■ Written problem:
Reproduce the items below word for word, keeping every line in its original order and form.

....

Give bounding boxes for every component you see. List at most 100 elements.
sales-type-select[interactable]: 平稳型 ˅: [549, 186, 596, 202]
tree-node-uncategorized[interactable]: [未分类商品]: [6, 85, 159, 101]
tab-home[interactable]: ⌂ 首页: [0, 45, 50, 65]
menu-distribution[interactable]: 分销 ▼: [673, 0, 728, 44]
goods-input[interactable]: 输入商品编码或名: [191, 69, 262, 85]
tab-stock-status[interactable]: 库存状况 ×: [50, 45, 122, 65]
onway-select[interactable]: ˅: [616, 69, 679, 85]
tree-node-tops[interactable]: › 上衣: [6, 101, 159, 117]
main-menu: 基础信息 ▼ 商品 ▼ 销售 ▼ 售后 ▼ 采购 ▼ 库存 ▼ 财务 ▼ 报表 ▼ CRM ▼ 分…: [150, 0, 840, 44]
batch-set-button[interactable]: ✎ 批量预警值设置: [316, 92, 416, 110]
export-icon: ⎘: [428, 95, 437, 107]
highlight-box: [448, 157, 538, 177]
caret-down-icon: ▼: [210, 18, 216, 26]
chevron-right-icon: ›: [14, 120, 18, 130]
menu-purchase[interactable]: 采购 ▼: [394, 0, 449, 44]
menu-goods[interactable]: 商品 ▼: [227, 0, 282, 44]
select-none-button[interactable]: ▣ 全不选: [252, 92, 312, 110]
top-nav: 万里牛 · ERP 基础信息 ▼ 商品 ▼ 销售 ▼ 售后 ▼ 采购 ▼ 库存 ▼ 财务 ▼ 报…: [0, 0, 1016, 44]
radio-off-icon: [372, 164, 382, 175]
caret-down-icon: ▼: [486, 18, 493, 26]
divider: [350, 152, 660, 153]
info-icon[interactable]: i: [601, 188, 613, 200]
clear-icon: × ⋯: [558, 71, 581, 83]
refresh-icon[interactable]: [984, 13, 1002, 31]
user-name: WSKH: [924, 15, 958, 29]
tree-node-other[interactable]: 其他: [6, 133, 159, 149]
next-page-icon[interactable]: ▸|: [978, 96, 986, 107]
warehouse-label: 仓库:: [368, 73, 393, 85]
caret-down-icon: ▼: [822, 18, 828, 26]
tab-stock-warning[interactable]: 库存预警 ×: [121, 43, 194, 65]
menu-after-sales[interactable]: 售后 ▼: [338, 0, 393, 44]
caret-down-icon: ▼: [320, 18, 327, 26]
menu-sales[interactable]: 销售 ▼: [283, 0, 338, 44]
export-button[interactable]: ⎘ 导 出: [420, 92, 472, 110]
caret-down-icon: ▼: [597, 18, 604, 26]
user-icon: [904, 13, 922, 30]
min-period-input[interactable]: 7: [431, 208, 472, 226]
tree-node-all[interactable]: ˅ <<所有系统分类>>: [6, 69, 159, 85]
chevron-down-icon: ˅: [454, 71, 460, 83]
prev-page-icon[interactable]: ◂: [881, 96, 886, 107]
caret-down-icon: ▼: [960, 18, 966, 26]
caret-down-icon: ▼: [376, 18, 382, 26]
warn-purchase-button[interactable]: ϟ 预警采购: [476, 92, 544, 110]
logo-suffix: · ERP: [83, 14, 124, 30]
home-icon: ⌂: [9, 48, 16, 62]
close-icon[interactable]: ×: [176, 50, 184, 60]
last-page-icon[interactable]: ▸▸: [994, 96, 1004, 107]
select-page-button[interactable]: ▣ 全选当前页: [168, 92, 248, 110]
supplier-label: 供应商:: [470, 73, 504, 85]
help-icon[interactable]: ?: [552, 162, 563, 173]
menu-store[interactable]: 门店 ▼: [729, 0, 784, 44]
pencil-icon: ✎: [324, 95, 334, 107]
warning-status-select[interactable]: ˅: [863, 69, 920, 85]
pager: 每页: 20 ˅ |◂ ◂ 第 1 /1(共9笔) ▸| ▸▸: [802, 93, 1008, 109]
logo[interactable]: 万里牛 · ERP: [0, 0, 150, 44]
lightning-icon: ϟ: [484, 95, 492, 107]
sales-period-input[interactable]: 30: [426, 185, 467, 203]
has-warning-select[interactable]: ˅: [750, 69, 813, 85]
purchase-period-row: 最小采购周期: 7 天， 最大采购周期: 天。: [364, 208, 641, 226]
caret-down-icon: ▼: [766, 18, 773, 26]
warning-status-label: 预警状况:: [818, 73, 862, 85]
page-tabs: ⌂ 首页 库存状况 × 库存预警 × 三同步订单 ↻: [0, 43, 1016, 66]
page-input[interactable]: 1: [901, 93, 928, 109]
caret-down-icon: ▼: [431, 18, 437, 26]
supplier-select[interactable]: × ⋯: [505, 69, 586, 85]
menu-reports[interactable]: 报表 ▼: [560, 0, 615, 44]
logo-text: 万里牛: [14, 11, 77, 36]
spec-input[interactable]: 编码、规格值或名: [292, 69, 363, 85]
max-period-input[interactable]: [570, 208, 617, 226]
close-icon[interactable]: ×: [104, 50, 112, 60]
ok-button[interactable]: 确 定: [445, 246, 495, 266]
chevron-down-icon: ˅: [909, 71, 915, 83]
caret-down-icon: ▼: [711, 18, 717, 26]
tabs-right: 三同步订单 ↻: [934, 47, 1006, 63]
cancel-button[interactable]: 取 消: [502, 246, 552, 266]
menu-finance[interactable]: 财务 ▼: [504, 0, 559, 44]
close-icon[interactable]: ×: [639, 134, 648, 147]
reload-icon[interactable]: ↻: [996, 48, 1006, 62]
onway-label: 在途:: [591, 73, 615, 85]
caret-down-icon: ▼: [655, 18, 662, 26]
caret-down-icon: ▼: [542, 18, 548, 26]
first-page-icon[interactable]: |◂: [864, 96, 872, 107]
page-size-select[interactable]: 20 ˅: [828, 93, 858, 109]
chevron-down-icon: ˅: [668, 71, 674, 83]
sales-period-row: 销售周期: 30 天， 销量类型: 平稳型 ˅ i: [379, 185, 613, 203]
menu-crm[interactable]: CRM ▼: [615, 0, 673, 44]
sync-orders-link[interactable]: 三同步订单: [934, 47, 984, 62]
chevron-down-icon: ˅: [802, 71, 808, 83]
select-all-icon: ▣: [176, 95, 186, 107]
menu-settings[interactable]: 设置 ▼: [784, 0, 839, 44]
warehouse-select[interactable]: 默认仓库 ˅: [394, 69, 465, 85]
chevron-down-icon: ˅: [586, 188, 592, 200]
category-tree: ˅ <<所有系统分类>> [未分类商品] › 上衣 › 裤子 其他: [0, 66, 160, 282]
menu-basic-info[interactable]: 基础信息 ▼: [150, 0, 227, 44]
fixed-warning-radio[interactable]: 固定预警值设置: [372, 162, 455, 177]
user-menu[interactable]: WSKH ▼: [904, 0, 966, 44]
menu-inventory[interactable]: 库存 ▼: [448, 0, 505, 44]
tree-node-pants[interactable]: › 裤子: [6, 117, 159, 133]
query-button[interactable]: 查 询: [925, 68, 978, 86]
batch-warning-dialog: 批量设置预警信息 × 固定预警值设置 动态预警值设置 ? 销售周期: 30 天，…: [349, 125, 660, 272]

....

■ Written answer:
Give bounding boxes for every component you see. List at most 100 elements.
sales-type-select[interactable]: 平稳型 ˅: [549, 186, 596, 202]
tree-node-uncategorized[interactable]: [未分类商品]: [6, 85, 159, 101]
tab-home[interactable]: ⌂ 首页: [0, 45, 50, 65]
menu-distribution[interactable]: 分销 ▼: [673, 0, 728, 44]
goods-input[interactable]: 输入商品编码或名: [191, 69, 262, 85]
tab-stock-status[interactable]: 库存状况 ×: [50, 45, 122, 65]
onway-select[interactable]: ˅: [616, 69, 679, 85]
tree-node-tops[interactable]: › 上衣: [6, 101, 159, 117]
main-menu: 基础信息 ▼ 商品 ▼ 销售 ▼ 售后 ▼ 采购 ▼ 库存 ▼ 财务 ▼ 报表 ▼ CRM ▼ 分…: [150, 0, 840, 44]
batch-set-button[interactable]: ✎ 批量预警值设置: [316, 92, 416, 110]
export-icon: ⎘: [428, 95, 437, 107]
highlight-box: [448, 157, 538, 177]
caret-down-icon: ▼: [210, 18, 216, 26]
chevron-right-icon: ›: [14, 120, 18, 130]
menu-purchase[interactable]: 采购 ▼: [394, 0, 449, 44]
menu-goods[interactable]: 商品 ▼: [227, 0, 282, 44]
select-none-button[interactable]: ▣ 全不选: [252, 92, 312, 110]
top-nav: 万里牛 · ERP 基础信息 ▼ 商品 ▼ 销售 ▼ 售后 ▼ 采购 ▼ 库存 ▼ 财务 ▼ 报…: [0, 0, 1016, 44]
radio-off-icon: [372, 164, 382, 175]
caret-down-icon: ▼: [486, 18, 493, 26]
divider: [350, 152, 660, 153]
info-icon[interactable]: i: [601, 188, 613, 200]
clear-icon: × ⋯: [558, 71, 581, 83]
refresh-icon[interactable]: [984, 13, 1002, 31]
user-name: WSKH: [924, 15, 958, 29]
tree-node-other[interactable]: 其他: [6, 133, 159, 149]
next-page-icon[interactable]: ▸|: [978, 96, 986, 107]
warehouse-label: 仓库:: [368, 73, 393, 85]
caret-down-icon: ▼: [822, 18, 828, 26]
tab-stock-warning[interactable]: 库存预警 ×: [121, 43, 194, 65]
menu-after-sales[interactable]: 售后 ▼: [338, 0, 393, 44]
caret-down-icon: ▼: [320, 18, 327, 26]
menu-sales[interactable]: 销售 ▼: [283, 0, 338, 44]
export-button[interactable]: ⎘ 导 出: [420, 92, 472, 110]
caret-down-icon: ▼: [597, 18, 604, 26]
user-icon: [904, 13, 922, 30]
min-period-input[interactable]: 7: [431, 208, 472, 226]
tree-node-all[interactable]: ˅ <<所有系统分类>>: [6, 69, 159, 85]
chevron-down-icon: ˅: [454, 71, 460, 83]
prev-page-icon[interactable]: ◂: [881, 96, 886, 107]
caret-down-icon: ▼: [960, 18, 966, 26]
caret-down-icon: ▼: [376, 18, 382, 26]
warn-purchase-button[interactable]: ϟ 预警采购: [476, 92, 544, 110]
logo-suffix: · ERP: [83, 14, 124, 30]
home-icon: ⌂: [9, 48, 16, 62]
close-icon[interactable]: ×: [176, 50, 184, 60]
last-page-icon[interactable]: ▸▸: [994, 96, 1004, 107]
select-page-button[interactable]: ▣ 全选当前页: [168, 92, 248, 110]
supplier-label: 供应商:: [470, 73, 504, 85]
help-icon[interactable]: ?: [552, 162, 563, 173]
menu-store[interactable]: 门店 ▼: [729, 0, 784, 44]
pencil-icon: ✎: [324, 95, 334, 107]
warning-status-select[interactable]: ˅: [863, 69, 920, 85]
pager: 每页: 20 ˅ |◂ ◂ 第 1 /1(共9笔) ▸| ▸▸: [802, 93, 1008, 109]
logo[interactable]: 万里牛 · ERP: [0, 0, 150, 44]
lightning-icon: ϟ: [484, 95, 492, 107]
sales-period-input[interactable]: 30: [426, 185, 467, 203]
has-warning-select[interactable]: ˅: [750, 69, 813, 85]
purchase-period-row: 最小采购周期: 7 天， 最大采购周期: 天。: [364, 208, 641, 226]
caret-down-icon: ▼: [766, 18, 773, 26]
warning-status-label: 预警状况:: [818, 73, 862, 85]
page-tabs: ⌂ 首页 库存状况 × 库存预警 × 三同步订单 ↻: [0, 43, 1016, 66]
page-input[interactable]: 1: [901, 93, 928, 109]
caret-down-icon: ▼: [431, 18, 437, 26]
supplier-select[interactable]: × ⋯: [505, 69, 586, 85]
menu-reports[interactable]: 报表 ▼: [560, 0, 615, 44]
logo-text: 万里牛: [14, 11, 77, 36]
spec-input[interactable]: 编码、规格值或名: [292, 69, 363, 85]
max-period-input[interactable]: [570, 208, 617, 226]
close-icon[interactable]: ×: [104, 50, 112, 60]
ok-button[interactable]: 确 定: [445, 246, 495, 266]
chevron-down-icon: ˅: [909, 71, 915, 83]
caret-down-icon: ▼: [711, 18, 717, 26]
tabs-right: 三同步订单 ↻: [934, 47, 1006, 63]
cancel-button[interactable]: 取 消: [502, 246, 552, 266]
menu-finance[interactable]: 财务 ▼: [504, 0, 559, 44]
close-icon[interactable]: ×: [639, 134, 648, 147]
reload-icon[interactable]: ↻: [996, 48, 1006, 62]
onway-label: 在途:: [591, 73, 615, 85]
caret-down-icon: ▼: [655, 18, 662, 26]
caret-down-icon: ▼: [542, 18, 548, 26]
first-page-icon[interactable]: |◂: [864, 96, 872, 107]
page-size-select[interactable]: 20 ˅: [828, 93, 858, 109]
chevron-down-icon: ˅: [668, 71, 674, 83]
sales-period-row: 销售周期: 30 天， 销量类型: 平稳型 ˅ i: [379, 185, 613, 203]
menu-crm[interactable]: CRM ▼: [615, 0, 673, 44]
sync-orders-link[interactable]: 三同步订单: [934, 47, 984, 62]
chevron-down-icon: ˅: [802, 71, 808, 83]
select-all-icon: ▣: [176, 95, 186, 107]
menu-settings[interactable]: 设置 ▼: [784, 0, 839, 44]
warehouse-select[interactable]: 默认仓库 ˅: [394, 69, 465, 85]
chevron-down-icon: ˅: [586, 188, 592, 200]
category-tree: ˅ <<所有系统分类>> [未分类商品] › 上衣 › 裤子 其他: [0, 66, 160, 282]
menu-basic-info[interactable]: 基础信息 ▼: [150, 0, 227, 44]
fixed-warning-radio[interactable]: 固定预警值设置: [372, 162, 455, 177]
user-menu[interactable]: WSKH ▼: [904, 0, 966, 44]
menu-inventory[interactable]: 库存 ▼: [448, 0, 505, 44]
tree-node-pants[interactable]: › 裤子: [6, 117, 159, 133]
query-button[interactable]: 查 询: [925, 68, 978, 86]
batch-warning-dialog: 批量设置预警信息 × 固定预警值设置 动态预警值设置 ? 销售周期: 30 天，…: [349, 125, 660, 272]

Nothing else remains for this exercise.